§ Task instructions
Copy out each line of the listing that has the word "nước" in it.

Items from a dataset:
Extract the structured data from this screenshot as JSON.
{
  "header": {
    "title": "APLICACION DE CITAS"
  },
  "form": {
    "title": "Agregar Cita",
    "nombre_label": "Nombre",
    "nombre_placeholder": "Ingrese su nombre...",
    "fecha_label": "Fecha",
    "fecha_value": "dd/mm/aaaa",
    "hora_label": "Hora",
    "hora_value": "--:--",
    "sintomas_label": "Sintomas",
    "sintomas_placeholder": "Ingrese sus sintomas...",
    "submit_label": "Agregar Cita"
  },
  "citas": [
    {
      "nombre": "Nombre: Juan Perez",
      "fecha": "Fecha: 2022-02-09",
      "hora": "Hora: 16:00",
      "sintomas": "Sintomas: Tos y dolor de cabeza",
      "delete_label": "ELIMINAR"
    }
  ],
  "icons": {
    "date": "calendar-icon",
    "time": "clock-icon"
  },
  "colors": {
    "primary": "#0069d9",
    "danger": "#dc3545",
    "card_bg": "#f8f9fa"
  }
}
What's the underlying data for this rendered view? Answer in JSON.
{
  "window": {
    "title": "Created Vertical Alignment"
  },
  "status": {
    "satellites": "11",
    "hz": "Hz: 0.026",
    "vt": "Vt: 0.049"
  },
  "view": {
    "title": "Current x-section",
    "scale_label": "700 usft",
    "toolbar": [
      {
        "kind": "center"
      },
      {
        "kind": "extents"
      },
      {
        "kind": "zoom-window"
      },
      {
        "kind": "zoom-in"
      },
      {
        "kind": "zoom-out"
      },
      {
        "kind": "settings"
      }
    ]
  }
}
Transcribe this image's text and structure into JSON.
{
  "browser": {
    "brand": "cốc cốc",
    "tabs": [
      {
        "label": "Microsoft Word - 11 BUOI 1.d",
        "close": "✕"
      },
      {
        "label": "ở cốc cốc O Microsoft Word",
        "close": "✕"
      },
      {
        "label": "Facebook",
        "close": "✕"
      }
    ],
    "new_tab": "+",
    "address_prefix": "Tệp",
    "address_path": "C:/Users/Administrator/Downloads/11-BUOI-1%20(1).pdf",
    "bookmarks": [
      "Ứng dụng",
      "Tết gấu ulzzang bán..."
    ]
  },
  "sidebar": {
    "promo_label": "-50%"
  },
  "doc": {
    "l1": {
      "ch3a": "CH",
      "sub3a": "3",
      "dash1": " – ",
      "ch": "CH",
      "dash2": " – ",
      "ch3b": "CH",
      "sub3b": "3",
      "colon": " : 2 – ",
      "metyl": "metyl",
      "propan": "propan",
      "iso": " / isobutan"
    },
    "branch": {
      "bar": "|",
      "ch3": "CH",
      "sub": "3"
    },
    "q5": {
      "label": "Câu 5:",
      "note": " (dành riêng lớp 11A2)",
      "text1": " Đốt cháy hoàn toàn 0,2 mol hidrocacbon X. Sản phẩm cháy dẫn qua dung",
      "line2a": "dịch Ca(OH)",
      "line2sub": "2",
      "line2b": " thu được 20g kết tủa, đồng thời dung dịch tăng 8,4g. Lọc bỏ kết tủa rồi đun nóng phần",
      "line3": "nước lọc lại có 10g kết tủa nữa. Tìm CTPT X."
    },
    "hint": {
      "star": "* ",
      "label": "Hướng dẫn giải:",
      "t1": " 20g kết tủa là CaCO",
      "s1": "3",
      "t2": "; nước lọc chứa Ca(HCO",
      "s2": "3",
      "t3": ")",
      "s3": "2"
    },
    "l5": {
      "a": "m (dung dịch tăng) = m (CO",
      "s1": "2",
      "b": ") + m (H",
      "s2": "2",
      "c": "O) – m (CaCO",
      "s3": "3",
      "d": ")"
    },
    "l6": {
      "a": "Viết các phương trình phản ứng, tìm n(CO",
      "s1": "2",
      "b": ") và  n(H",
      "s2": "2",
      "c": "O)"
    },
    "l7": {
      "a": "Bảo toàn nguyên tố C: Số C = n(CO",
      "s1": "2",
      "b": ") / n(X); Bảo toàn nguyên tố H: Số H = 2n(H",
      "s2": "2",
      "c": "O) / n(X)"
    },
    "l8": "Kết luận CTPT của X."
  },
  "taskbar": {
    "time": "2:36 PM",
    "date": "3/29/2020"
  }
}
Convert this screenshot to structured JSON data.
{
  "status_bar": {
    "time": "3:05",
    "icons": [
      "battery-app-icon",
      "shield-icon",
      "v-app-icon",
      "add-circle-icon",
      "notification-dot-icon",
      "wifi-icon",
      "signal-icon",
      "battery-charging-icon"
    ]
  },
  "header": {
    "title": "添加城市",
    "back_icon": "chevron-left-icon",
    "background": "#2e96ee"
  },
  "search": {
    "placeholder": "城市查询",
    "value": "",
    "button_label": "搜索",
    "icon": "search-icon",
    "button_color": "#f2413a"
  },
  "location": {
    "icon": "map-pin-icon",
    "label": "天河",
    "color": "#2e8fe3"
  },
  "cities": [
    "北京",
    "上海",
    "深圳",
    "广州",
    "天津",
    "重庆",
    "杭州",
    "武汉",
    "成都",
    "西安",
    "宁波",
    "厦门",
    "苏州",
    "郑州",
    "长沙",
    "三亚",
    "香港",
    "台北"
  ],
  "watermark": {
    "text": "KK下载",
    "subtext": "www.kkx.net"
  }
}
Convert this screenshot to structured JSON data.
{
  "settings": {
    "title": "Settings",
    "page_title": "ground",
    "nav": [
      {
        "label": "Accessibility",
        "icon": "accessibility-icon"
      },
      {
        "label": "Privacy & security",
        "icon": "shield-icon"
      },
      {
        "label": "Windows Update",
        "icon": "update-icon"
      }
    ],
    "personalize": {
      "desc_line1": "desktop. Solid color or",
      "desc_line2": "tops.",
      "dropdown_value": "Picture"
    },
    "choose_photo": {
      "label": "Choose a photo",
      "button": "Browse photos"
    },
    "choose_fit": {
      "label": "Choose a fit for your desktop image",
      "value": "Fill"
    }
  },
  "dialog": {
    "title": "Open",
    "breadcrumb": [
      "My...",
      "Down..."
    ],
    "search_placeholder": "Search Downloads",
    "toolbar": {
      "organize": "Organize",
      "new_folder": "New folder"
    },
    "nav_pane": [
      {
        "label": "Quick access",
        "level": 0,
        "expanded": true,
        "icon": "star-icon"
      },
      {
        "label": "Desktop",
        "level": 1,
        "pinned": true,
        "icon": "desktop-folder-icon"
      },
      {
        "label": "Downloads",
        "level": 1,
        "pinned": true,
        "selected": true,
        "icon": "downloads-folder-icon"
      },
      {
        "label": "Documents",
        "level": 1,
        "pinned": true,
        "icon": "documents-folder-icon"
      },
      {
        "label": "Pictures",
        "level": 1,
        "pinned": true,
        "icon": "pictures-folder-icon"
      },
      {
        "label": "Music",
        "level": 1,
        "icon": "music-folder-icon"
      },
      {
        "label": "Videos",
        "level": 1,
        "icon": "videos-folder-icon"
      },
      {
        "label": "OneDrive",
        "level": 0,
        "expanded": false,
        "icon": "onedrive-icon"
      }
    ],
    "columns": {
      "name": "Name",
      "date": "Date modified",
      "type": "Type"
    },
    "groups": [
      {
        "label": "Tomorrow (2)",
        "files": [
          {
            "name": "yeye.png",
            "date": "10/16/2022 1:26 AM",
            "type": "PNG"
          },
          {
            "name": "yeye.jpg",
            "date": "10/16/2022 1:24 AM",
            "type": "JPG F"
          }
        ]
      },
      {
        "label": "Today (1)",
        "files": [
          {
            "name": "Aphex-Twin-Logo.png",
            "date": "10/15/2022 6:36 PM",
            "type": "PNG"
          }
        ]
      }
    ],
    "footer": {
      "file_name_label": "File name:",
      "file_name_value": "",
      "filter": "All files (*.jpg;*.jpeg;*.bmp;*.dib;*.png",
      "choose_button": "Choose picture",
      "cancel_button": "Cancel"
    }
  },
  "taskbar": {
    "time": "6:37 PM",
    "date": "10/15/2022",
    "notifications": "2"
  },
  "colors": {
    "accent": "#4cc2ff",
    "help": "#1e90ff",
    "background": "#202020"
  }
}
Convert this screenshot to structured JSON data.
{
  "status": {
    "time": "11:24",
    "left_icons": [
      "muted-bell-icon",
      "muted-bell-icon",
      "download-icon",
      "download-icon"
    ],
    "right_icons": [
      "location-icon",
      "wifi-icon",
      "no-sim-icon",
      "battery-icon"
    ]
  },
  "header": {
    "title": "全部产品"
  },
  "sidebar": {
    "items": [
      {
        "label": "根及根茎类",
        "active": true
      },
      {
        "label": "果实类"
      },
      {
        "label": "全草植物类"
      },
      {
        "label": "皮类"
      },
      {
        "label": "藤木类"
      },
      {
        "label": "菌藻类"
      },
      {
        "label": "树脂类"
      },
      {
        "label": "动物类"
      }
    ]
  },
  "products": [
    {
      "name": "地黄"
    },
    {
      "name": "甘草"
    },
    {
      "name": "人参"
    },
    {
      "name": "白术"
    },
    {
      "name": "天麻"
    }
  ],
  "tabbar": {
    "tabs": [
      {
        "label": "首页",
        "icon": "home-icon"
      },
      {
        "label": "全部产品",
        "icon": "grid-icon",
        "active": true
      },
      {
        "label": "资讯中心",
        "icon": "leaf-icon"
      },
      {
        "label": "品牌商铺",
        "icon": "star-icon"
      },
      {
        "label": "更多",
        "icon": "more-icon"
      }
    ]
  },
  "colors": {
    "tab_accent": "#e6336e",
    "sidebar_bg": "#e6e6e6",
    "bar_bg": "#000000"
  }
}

§ Task answer
      "line3": "nước lọc lại có 10g kết tủa nữa. Tìm CTPT X."
      "t2": "; nước lọc chứa Ca(HCO",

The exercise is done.